§ GIVEN REQUEST: Scan the material below for the string "title", and copy every line where it shows up.

[START OF DATA ROWS]

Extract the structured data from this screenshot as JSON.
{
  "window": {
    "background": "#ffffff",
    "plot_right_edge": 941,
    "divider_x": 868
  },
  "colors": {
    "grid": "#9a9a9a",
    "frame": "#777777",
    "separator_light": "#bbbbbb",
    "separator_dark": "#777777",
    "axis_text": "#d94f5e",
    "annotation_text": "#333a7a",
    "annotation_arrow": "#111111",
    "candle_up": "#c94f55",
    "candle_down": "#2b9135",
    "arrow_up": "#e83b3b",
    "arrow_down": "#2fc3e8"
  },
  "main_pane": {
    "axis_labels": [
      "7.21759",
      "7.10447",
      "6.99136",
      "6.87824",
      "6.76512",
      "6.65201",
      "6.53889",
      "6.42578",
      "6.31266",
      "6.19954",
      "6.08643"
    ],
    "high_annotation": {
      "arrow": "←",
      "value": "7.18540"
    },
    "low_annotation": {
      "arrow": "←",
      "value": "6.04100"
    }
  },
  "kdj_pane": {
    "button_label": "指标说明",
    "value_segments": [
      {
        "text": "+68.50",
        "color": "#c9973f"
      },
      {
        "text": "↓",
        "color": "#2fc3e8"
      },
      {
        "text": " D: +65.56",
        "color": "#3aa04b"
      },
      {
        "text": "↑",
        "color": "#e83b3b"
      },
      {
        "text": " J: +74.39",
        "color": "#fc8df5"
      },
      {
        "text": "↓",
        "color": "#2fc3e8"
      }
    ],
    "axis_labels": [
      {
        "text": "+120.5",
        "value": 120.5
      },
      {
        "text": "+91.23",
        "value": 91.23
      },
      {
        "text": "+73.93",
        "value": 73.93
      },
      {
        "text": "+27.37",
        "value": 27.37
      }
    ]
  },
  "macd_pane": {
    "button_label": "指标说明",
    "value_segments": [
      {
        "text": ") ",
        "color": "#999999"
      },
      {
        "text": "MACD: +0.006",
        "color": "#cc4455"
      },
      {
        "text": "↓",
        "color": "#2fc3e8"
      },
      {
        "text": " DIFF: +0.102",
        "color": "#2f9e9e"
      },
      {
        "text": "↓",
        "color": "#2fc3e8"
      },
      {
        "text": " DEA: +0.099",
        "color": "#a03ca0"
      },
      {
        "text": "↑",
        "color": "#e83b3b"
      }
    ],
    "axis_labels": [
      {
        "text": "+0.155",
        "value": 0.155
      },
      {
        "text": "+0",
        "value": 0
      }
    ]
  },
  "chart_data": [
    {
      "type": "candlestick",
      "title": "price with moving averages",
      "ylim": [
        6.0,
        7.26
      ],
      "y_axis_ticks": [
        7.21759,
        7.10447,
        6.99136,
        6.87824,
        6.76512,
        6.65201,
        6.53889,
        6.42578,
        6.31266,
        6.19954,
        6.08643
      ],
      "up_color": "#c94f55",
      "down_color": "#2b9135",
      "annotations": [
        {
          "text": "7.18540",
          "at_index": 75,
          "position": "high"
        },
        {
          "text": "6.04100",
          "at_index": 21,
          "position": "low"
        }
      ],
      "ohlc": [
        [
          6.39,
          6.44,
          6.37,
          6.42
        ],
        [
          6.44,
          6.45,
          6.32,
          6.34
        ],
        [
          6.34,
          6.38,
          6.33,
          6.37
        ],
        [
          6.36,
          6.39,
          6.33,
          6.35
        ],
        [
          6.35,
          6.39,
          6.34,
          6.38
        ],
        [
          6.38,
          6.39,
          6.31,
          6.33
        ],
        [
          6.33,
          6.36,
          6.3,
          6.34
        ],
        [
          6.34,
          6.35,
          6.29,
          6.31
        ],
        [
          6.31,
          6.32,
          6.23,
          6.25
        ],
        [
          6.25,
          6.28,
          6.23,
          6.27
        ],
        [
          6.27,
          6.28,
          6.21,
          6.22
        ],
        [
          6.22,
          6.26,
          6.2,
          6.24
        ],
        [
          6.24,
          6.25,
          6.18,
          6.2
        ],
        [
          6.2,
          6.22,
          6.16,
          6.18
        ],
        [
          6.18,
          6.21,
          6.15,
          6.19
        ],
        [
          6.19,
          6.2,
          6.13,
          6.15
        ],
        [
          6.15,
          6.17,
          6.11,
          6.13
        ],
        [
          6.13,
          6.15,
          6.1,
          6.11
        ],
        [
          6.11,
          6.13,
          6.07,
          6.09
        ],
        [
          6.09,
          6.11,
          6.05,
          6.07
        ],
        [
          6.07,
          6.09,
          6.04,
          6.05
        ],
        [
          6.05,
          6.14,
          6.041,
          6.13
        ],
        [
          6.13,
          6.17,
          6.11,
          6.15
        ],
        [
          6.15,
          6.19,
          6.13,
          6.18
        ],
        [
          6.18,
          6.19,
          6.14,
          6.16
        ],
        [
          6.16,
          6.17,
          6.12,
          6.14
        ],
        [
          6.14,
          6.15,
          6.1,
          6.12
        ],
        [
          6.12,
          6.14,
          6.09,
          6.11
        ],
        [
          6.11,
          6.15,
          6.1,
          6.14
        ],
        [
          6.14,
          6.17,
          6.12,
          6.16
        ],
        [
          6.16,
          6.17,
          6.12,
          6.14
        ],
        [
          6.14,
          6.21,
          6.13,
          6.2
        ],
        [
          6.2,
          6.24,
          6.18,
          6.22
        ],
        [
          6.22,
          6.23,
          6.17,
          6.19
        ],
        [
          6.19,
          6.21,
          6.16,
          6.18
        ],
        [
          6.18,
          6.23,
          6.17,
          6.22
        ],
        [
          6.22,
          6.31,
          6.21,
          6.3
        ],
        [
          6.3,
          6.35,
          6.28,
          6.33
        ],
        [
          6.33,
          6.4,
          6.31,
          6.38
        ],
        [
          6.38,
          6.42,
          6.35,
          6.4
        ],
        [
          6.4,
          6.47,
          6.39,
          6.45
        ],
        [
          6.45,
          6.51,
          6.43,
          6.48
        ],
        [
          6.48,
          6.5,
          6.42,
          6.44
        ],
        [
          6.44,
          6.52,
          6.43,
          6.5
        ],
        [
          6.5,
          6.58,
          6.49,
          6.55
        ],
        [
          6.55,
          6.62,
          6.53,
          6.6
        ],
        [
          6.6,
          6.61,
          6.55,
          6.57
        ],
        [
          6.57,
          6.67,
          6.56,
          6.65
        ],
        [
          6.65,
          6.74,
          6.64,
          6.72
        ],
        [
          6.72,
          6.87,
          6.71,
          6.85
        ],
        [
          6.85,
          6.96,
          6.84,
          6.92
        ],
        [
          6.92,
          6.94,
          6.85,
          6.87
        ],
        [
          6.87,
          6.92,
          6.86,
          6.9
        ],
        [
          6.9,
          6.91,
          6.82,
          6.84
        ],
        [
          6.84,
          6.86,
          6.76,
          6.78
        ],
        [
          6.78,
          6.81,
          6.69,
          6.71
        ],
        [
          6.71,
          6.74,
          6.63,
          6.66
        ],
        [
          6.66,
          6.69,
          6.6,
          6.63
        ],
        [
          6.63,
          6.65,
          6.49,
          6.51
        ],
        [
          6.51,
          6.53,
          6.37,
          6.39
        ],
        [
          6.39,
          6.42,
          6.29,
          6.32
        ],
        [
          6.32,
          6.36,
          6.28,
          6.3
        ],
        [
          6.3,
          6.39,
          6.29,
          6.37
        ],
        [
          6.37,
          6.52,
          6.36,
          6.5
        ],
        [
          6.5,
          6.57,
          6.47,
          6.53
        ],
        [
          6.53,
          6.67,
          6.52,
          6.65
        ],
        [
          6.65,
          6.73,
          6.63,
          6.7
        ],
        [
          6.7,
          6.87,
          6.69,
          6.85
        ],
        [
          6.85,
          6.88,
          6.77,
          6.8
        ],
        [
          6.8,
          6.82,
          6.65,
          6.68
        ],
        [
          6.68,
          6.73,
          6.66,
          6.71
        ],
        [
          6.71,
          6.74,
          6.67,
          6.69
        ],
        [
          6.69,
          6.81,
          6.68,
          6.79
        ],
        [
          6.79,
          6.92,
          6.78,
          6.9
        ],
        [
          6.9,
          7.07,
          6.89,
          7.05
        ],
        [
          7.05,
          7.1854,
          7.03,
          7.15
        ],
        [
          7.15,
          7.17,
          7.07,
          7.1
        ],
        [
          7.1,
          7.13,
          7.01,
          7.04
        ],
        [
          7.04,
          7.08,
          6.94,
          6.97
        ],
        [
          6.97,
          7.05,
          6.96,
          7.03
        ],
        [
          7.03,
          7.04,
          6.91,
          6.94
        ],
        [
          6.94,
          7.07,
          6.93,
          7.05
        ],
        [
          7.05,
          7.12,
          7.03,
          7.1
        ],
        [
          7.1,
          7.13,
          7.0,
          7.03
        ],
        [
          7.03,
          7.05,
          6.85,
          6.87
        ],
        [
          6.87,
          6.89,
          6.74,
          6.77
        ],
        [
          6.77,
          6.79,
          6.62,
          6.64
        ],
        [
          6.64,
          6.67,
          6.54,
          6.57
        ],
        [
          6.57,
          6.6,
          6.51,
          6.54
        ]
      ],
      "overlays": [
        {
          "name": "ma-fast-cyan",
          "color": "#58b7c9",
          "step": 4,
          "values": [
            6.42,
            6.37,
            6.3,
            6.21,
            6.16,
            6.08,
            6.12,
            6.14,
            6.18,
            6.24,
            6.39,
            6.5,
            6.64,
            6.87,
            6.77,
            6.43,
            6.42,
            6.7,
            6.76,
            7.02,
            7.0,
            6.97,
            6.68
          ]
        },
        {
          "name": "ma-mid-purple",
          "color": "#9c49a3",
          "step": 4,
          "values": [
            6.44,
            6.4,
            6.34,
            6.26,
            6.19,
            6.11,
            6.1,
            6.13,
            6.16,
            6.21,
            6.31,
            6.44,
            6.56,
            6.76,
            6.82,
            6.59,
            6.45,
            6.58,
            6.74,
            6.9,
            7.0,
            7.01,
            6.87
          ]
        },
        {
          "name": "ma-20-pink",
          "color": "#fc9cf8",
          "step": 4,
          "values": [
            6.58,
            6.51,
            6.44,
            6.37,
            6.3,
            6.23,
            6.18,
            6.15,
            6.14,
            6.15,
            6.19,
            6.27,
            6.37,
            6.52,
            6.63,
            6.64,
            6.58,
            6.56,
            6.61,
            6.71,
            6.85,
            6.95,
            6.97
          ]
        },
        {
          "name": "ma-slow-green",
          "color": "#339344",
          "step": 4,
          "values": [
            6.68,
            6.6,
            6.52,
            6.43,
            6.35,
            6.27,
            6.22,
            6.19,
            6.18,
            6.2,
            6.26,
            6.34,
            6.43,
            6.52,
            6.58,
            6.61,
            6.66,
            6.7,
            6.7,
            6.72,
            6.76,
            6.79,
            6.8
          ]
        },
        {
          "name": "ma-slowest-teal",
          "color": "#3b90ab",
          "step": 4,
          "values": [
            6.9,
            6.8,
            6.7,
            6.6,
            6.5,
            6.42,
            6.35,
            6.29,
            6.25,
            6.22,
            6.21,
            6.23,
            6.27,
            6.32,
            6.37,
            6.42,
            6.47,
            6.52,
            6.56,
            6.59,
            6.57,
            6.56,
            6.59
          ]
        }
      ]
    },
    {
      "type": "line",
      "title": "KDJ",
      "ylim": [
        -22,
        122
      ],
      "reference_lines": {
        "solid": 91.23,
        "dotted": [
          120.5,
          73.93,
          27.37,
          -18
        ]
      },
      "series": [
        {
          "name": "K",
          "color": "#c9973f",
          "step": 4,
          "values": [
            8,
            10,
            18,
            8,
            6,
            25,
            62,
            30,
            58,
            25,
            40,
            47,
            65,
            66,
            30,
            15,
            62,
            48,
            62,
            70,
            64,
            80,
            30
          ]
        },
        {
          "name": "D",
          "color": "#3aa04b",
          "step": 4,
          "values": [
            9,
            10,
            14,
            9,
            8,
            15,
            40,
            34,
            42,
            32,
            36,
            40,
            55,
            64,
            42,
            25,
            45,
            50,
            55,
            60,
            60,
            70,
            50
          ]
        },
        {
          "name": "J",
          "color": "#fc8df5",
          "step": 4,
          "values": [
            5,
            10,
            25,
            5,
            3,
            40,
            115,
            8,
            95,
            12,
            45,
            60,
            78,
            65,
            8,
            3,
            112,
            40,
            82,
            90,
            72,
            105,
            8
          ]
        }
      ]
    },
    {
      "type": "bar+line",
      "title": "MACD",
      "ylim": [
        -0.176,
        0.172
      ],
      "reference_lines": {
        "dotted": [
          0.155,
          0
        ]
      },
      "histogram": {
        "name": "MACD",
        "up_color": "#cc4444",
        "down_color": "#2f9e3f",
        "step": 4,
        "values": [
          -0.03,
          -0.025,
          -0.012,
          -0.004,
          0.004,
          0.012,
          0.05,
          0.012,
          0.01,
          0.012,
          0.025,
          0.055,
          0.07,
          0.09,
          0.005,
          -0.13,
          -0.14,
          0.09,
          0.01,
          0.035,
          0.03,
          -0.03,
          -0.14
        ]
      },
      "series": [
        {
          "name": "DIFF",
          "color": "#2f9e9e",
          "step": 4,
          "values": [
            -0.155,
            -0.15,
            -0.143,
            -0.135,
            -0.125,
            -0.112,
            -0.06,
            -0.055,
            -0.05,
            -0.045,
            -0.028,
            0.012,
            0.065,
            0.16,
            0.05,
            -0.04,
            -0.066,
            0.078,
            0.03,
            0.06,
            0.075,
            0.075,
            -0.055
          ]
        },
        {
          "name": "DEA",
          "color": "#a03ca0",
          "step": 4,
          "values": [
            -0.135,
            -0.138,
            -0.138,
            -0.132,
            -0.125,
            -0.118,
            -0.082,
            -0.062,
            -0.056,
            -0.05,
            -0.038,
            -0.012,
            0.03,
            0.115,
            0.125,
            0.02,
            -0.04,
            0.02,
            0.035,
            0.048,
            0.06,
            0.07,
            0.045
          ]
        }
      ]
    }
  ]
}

[END OF DATA ROWS]

§ REPLY TO THE EXERCISE:
      "title": "price with moving averages",
      "title": "KDJ",
      "title": "MACD",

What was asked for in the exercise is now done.